Freelancing platforms give emerging professionals the chance to grow their client base, portfolio, and reputation. You can search for a site that specifically serves your field of work, or you can start out with a large platform that connects clients to workers in hundreds of different categories. Either way, you’ll need to research which platform works best for your particular situation. Keep in mind that some platforms pay in US dollars.

Once you’re a bit more established, try to avoid relying on these sites for work. If you can earn those references from satisfied customers, you’ll be able to find clients on your own through word-of-mouth and online reviews. In turn, this can give you more higher-paying clients and worthwhile projects.

Protecting yourself and your work

A written contract is crucial for self-employed workers. Although freelance work can be casual, it’s always important to document the terms and conditions of a working arrangement to prevent disputes and protect your work.

Ensure you have a signed Independent Contractor Agreement or Service Agreement before you start work. If a dispute does arise with your client, it’s much harder to legally enforce a verbal or handshake deal because the terms of the arrangement are difficult to prove.

Service Agreements, Invoices, and insurance plans all play a part in protecting your best interests when self-employed.  

Create a contract

A contract establishes your rates and sets expectations about the level of services to be provided. If applicable, it can also confirm ownership and use of any intellectual property (IP).

LawDepot offers a variety of Service Agreement templates that you can customize for each client project that you take on. Simply answer our questionnaires to create the documents with the terms that you need. For instance, our templates allow you to address these essential clauses in your contract:

  • Scope of work
  • Pricing and payment schedule
  • Deadlines and delivery methods
  • Terms for cancellation
  • Copyright and ownership
Use a contract to set the terms of a work agreement with a client

LawDepot also offers contracts (some in both English and French) that further protect information and IP used during a working arrangement:

Use these contracts to elaborate and expand on clauses that may be mentioned in your original Service Agreement, or to give a client a license to use your IP.

◆ ◆ ◆

Return the full passage on freelancing platforms and service contracts word for word, without any changes.

◆ ◆ ◆

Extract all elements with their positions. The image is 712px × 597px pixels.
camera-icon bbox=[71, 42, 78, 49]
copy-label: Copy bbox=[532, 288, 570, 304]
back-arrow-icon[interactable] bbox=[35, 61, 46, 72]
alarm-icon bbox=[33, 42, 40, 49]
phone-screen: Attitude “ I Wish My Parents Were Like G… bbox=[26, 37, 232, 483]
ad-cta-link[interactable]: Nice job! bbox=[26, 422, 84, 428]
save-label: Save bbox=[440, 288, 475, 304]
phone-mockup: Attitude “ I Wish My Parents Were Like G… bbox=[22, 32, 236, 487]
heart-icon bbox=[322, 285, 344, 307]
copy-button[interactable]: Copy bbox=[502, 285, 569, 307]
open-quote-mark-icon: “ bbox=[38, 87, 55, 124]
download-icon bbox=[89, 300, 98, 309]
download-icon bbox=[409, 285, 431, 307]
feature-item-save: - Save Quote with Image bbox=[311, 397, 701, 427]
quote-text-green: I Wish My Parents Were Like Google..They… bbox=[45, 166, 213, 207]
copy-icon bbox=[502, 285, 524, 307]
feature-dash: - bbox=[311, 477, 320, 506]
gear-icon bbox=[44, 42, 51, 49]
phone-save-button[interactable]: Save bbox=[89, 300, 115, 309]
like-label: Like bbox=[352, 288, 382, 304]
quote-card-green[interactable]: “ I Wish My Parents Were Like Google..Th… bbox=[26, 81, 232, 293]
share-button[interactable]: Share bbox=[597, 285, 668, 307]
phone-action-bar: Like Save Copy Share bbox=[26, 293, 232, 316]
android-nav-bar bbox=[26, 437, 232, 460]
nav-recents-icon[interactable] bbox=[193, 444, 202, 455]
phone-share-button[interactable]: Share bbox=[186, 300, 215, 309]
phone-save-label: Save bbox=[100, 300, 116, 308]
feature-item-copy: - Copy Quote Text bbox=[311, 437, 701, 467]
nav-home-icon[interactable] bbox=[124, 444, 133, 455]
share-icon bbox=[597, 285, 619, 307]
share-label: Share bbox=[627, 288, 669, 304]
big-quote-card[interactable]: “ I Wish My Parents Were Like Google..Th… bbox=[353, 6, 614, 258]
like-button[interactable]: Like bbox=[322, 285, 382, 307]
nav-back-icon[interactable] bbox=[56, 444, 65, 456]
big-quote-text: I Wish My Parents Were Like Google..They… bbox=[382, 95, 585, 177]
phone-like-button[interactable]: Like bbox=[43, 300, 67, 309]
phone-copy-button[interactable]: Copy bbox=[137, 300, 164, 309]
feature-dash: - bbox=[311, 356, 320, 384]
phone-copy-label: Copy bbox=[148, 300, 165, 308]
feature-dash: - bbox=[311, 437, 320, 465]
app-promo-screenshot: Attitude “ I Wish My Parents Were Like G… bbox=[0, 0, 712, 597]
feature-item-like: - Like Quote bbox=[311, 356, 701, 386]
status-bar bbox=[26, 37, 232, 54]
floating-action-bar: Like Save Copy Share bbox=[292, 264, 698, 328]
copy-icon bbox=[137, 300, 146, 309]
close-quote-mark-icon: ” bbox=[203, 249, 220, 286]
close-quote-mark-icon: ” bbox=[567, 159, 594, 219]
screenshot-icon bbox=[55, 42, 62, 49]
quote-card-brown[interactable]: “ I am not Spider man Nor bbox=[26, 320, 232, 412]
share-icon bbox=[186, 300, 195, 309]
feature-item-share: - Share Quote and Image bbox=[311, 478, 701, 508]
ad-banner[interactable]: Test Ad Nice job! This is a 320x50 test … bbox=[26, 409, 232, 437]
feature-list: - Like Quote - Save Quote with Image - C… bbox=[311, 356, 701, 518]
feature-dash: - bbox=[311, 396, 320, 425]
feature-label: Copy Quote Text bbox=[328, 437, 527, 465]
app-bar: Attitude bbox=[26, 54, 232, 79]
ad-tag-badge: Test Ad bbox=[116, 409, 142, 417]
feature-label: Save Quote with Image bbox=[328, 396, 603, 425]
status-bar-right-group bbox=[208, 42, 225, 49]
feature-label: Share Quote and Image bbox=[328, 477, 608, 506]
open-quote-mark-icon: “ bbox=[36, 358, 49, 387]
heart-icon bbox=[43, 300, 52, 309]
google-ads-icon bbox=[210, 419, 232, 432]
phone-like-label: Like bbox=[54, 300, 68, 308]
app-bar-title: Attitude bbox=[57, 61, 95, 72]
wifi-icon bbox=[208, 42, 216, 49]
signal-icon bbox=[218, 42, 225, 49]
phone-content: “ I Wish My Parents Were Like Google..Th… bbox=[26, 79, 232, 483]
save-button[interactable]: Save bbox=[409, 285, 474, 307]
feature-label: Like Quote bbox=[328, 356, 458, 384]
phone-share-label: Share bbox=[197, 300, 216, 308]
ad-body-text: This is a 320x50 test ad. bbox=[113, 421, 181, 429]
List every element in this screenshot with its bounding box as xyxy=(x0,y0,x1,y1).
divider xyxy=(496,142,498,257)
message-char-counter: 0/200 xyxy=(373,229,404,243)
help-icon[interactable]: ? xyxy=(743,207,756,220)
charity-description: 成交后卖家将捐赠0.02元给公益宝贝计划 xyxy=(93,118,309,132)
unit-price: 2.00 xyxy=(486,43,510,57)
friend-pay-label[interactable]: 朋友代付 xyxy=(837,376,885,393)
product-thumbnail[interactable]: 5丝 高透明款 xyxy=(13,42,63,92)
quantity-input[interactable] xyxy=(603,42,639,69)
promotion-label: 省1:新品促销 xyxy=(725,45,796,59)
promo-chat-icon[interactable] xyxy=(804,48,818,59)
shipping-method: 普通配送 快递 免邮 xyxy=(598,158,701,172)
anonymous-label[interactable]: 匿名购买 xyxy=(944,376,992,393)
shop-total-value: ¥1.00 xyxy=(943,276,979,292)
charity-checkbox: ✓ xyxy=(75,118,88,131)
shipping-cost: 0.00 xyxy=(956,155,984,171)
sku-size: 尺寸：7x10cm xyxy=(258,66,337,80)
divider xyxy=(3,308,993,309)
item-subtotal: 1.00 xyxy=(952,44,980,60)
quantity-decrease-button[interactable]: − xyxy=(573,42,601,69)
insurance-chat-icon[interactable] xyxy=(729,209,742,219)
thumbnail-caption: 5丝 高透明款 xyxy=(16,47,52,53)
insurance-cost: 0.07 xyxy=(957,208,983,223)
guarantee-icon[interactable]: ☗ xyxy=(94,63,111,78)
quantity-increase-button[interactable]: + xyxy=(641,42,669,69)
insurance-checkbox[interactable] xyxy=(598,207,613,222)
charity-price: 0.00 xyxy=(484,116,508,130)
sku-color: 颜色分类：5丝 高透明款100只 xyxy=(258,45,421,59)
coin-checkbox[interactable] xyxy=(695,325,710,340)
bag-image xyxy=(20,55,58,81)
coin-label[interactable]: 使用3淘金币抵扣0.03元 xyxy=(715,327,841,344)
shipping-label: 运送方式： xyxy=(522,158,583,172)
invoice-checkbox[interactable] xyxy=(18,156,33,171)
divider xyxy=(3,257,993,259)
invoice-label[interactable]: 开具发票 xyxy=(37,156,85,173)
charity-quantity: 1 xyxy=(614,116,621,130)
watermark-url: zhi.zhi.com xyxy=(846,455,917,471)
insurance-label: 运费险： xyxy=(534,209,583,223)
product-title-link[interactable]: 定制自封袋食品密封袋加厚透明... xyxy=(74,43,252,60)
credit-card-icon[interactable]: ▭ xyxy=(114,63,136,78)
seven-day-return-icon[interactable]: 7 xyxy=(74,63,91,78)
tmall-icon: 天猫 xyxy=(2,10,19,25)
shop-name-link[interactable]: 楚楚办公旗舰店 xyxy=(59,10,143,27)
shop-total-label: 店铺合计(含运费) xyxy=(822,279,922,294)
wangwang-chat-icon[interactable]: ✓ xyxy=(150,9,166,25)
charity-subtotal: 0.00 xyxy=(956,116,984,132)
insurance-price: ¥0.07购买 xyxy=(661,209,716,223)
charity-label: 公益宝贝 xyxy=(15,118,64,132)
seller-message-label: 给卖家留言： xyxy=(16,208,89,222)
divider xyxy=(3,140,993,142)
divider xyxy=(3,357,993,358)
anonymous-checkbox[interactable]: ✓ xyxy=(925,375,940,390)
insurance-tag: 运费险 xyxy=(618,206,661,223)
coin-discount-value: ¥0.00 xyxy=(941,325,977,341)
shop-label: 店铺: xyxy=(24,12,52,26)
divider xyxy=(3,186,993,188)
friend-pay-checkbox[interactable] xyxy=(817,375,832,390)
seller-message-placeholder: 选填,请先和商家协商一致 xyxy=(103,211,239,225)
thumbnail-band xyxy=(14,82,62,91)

◆ ◆ ◆

EXPECTED OUTPUT
Freelancing platforms give emerging professionals the chance to grow their client base, portfolio, and reputation. You can search for a site that specifically serves your field of work, or you can start out with a large platform that connects clients to workers in hundreds of different categories. Either way, you’ll need to research which platform works best for your particular situation. Keep in mind that some platforms pay in US dollars.

Once you’re a bit more established, try to avoid relying on these sites for work. If you can earn those references from satisfied customers, you’ll be able to find clients on your own through word-of-mouth and online reviews. In turn, this can give you more higher-paying clients and worthwhile projects.

Protecting yourself and your work

A written contract is crucial for self-employed workers. Although freelance work can be casual, it’s always important to document the terms and conditions of a working arrangement to prevent disputes and protect your work.

Ensure you have a signed Independent Contractor Agreement or Service Agreement before you start work. If a dispute does arise with your client, it’s much harder to legally enforce a verbal or handshake deal because the terms of the arrangement are difficult to prove.

Service Agreements, Invoices, and insurance plans all play a part in protecting your best interests when self-employed.  

Create a contract

A contract establishes your rates and sets expectations about the level of services to be provided. If applicable, it can also confirm ownership and use of any intellectual property (IP).

LawDepot offers a variety of Service Agreement templates that you can customize for each client project that you take on. Simply answer our questionnaires to create the documents with the terms that you need. For instance, our templates allow you to address these essential clauses in your contract:

  • Scope of work
  • Pricing and payment schedule
  • Deadlines and delivery methods
  • Terms for cancellation
  • Copyright and ownership
Use a contract to set the terms of a work agreement with a client

LawDepot also offers contracts (some in both English and French) that further protect information and IP used during a working arrangement:

Use these contracts to elaborate and expand on clauses that may be mentioned in your original Service Agreement, or to give a client a license to use your IP.